* [Directions] List each line of the data in which the string "trend" appears.
===== Task input
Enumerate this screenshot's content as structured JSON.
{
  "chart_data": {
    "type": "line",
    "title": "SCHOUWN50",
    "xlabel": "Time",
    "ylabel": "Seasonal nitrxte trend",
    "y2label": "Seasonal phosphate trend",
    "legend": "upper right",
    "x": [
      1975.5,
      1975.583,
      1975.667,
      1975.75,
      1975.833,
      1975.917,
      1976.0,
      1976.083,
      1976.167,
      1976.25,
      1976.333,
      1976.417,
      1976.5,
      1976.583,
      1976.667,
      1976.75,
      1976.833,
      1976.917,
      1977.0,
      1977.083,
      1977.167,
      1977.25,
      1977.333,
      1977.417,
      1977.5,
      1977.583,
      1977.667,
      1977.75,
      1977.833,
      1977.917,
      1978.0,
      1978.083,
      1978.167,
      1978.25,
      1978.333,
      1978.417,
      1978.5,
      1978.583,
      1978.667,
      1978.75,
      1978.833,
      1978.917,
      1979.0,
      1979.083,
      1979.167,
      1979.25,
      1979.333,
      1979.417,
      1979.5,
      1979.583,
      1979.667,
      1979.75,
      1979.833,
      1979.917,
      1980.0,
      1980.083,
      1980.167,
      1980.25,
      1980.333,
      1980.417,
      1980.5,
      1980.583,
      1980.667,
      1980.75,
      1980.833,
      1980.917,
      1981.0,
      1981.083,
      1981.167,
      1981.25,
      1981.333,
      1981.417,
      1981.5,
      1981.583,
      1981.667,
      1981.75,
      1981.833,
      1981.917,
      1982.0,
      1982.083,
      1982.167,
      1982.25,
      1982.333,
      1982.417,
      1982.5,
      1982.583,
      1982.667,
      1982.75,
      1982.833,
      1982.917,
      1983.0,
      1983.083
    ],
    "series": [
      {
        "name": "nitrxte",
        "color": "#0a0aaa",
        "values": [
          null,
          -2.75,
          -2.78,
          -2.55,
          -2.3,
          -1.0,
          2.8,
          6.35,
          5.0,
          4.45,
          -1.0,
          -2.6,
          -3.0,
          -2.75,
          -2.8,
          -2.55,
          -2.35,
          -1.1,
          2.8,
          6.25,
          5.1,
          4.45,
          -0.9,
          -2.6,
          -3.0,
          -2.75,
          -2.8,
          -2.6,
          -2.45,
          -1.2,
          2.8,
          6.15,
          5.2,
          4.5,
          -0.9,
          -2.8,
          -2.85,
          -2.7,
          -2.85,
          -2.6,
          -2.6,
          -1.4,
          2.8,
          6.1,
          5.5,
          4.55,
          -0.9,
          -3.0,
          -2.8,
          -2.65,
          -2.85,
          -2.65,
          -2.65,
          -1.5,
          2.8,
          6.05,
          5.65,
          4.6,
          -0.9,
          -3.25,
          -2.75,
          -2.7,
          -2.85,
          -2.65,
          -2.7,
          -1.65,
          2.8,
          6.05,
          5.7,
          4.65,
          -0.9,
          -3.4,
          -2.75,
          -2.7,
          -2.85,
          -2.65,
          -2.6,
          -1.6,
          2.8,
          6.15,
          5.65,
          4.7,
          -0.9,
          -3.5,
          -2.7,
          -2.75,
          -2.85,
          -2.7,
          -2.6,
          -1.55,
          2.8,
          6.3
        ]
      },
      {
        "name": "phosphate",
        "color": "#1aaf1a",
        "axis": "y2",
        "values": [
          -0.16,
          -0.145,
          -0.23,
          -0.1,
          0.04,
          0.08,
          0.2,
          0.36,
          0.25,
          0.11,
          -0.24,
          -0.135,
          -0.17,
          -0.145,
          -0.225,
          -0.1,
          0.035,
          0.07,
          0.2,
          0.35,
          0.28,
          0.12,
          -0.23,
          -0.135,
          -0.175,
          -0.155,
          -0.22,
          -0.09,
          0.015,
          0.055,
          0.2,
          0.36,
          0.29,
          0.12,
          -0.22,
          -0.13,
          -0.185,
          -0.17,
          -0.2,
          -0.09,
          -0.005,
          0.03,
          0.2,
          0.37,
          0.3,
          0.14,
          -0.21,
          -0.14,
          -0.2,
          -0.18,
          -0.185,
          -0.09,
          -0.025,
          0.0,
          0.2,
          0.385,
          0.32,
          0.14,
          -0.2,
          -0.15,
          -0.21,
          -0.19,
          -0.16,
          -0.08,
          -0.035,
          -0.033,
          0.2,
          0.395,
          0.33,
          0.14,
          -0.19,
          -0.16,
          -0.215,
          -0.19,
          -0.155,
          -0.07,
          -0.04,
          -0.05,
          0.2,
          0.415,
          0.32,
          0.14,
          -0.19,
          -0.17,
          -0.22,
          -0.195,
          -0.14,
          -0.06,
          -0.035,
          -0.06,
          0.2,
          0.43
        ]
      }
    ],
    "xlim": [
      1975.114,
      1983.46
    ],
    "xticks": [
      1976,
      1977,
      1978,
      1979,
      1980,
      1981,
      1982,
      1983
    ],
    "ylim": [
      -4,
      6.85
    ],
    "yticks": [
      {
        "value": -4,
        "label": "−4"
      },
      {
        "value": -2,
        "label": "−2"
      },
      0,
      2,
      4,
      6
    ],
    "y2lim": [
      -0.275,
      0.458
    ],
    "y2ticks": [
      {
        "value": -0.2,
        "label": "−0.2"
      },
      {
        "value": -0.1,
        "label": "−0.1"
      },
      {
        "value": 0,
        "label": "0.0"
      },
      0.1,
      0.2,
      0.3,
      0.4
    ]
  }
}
==========
* [The completed task]
    "ylabel": "Seasonal nitrxte trend",
    "y2label": "Seasonal phosphate trend",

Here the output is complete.